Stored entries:
· · · · ·
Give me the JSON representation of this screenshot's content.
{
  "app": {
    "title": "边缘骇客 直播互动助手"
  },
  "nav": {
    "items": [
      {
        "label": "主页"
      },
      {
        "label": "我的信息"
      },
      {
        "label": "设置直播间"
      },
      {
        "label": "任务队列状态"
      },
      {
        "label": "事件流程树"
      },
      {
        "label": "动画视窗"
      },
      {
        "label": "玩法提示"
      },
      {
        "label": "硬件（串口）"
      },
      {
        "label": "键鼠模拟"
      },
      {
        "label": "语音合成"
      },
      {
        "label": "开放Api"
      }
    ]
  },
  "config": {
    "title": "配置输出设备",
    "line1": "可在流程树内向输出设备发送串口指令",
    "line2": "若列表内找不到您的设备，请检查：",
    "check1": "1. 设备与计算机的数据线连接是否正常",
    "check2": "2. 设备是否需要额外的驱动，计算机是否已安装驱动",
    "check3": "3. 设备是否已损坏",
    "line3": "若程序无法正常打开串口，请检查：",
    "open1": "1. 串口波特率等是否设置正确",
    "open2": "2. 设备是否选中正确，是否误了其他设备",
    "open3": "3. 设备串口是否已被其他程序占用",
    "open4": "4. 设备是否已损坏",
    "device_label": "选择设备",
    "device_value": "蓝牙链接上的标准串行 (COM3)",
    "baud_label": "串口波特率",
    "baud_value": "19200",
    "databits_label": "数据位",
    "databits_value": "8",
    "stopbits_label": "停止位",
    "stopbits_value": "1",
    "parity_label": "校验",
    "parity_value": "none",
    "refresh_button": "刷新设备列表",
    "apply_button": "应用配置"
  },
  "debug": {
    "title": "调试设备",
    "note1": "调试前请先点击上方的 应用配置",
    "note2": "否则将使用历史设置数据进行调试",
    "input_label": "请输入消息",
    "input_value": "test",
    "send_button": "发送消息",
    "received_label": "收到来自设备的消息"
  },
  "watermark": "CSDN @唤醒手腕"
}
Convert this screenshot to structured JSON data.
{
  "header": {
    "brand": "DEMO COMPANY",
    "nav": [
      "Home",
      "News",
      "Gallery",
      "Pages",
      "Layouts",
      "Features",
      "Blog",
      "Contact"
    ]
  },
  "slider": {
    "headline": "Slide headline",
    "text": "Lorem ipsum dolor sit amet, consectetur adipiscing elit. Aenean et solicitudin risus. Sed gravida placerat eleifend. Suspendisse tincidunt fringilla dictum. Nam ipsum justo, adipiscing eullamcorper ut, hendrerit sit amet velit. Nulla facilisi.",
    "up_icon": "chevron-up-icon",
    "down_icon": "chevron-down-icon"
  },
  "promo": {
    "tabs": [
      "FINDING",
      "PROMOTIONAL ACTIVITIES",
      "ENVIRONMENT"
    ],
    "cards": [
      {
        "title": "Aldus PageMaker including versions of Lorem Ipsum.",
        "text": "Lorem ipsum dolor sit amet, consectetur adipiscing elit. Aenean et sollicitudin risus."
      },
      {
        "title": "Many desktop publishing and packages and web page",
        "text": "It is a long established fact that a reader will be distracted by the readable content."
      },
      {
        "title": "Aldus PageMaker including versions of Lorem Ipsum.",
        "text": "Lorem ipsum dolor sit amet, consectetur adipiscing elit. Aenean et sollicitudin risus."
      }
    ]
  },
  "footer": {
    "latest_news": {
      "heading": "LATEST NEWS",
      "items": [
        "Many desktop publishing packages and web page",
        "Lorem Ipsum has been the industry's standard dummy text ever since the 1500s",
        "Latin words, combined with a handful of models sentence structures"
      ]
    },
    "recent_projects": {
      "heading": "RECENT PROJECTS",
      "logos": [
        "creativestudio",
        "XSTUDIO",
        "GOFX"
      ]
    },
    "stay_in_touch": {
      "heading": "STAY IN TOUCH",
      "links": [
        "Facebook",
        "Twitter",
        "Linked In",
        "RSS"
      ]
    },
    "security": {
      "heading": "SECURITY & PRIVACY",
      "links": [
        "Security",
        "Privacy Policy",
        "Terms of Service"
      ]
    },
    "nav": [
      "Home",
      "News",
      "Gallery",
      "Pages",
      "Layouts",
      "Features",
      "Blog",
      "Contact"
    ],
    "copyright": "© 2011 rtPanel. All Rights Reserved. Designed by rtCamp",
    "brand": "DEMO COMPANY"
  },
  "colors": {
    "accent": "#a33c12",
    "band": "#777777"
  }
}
· · · · ·
- Stated goal
All of the records must be retyped exactly as they are.

- Final answer
Give me the JSON representation of this screenshot's content.
{
  "app": {
    "title": "边缘骇客 直播互动助手"
  },
  "nav": {
    "items": [
      {
        "label": "主页"
      },
      {
        "label": "我的信息"
      },
      {
        "label": "设置直播间"
      },
      {
        "label": "任务队列状态"
      },
      {
        "label": "事件流程树"
      },
      {
        "label": "动画视窗"
      },
      {
        "label": "玩法提示"
      },
      {
        "label": "硬件（串口）"
      },
      {
        "label": "键鼠模拟"
      },
      {
        "label": "语音合成"
      },
      {
        "label": "开放Api"
      }
    ]
  },
  "config": {
    "title": "配置输出设备",
    "line1": "可在流程树内向输出设备发送串口指令",
    "line2": "若列表内找不到您的设备，请检查：",
    "check1": "1. 设备与计算机的数据线连接是否正常",
    "check2": "2. 设备是否需要额外的驱动，计算机是否已安装驱动",
    "check3": "3. 设备是否已损坏",
    "line3": "若程序无法正常打开串口，请检查：",
    "open1": "1. 串口波特率等是否设置正确",
    "open2": "2. 设备是否选中正确，是否误了其他设备",
    "open3": "3. 设备串口是否已被其他程序占用",
    "open4": "4. 设备是否已损坏",
    "device_label": "选择设备",
    "device_value": "蓝牙链接上的标准串行 (COM3)",
    "baud_label": "串口波特率",
    "baud_value": "19200",
    "databits_label": "数据位",
    "databits_value": "8",
    "stopbits_label": "停止位",
    "stopbits_value": "1",
    "parity_label": "校验",
    "parity_value": "none",
    "refresh_button": "刷新设备列表",
    "apply_button": "应用配置"
  },
  "debug": {
    "title": "调试设备",
    "note1": "调试前请先点击上方的 应用配置",
    "note2": "否则将使用历史设置数据进行调试",
    "input_label": "请输入消息",
    "input_value": "test",
    "send_button": "发送消息",
    "received_label": "收到来自设备的消息"
  },
  "watermark": "CSDN @唤醒手腕"
}
Convert this screenshot to structured JSON data.
{
  "header": {
    "brand": "DEMO COMPANY",
    "nav": [
      "Home",
      "News",
      "Gallery",
      "Pages",
      "Layouts",
      "Features",
      "Blog",
      "Contact"
    ]
  },
  "slider": {
    "headline": "Slide headline",
    "text": "Lorem ipsum dolor sit amet, consectetur adipiscing elit. Aenean et solicitudin risus. Sed gravida placerat eleifend. Suspendisse tincidunt fringilla dictum. Nam ipsum justo, adipiscing eullamcorper ut, hendrerit sit amet velit. Nulla facilisi.",
    "up_icon": "chevron-up-icon",
    "down_icon": "chevron-down-icon"
  },
  "promo": {
    "tabs": [
      "FINDING",
      "PROMOTIONAL ACTIVITIES",
      "ENVIRONMENT"
    ],
    "cards": [
      {
        "title": "Aldus PageMaker including versions of Lorem Ipsum.",
        "text": "Lorem ipsum dolor sit amet, consectetur adipiscing elit. Aenean et sollicitudin risus."
      },
      {
        "title": "Many desktop publishing and packages and web page",
        "text": "It is a long established fact that a reader will be distracted by the readable content."
      },
      {
        "title": "Aldus PageMaker including versions of Lorem Ipsum.",
        "text": "Lorem ipsum dolor sit amet, consectetur adipiscing elit. Aenean et sollicitudin risus."
      }
    ]
  },
  "footer": {
    "latest_news": {
      "heading": "LATEST NEWS",
      "items": [
        "Many desktop publishing packages and web page",
        "Lorem Ipsum has been the industry's standard dummy text ever since the 1500s",
        "Latin words, combined with a handful of models sentence structures"
      ]
    },
    "recent_projects": {
      "heading": "RECENT PROJECTS",
      "logos": [
        "creativestudio",
        "XSTUDIO",
        "GOFX"
      ]
    },
    "stay_in_touch": {
      "heading": "STAY IN TOUCH",
      "links": [
        "Facebook",
        "Twitter",
        "Linked In",
        "RSS"
      ]
    },
    "security": {
      "heading": "SECURITY & PRIVACY",
      "links": [
        "Security",
        "Privacy Policy",
        "Terms of Service"
      ]
    },
    "nav": [
      "Home",
      "News",
      "Gallery",
      "Pages",
      "Layouts",
      "Features",
      "Blog",
      "Contact"
    ],
    "copyright": "© 2011 rtPanel. All Rights Reserved. Designed by rtCamp",
    "brand": "DEMO COMPANY"
  },
  "colors": {
    "accent": "#a33c12",
    "band": "#777777"
  }
}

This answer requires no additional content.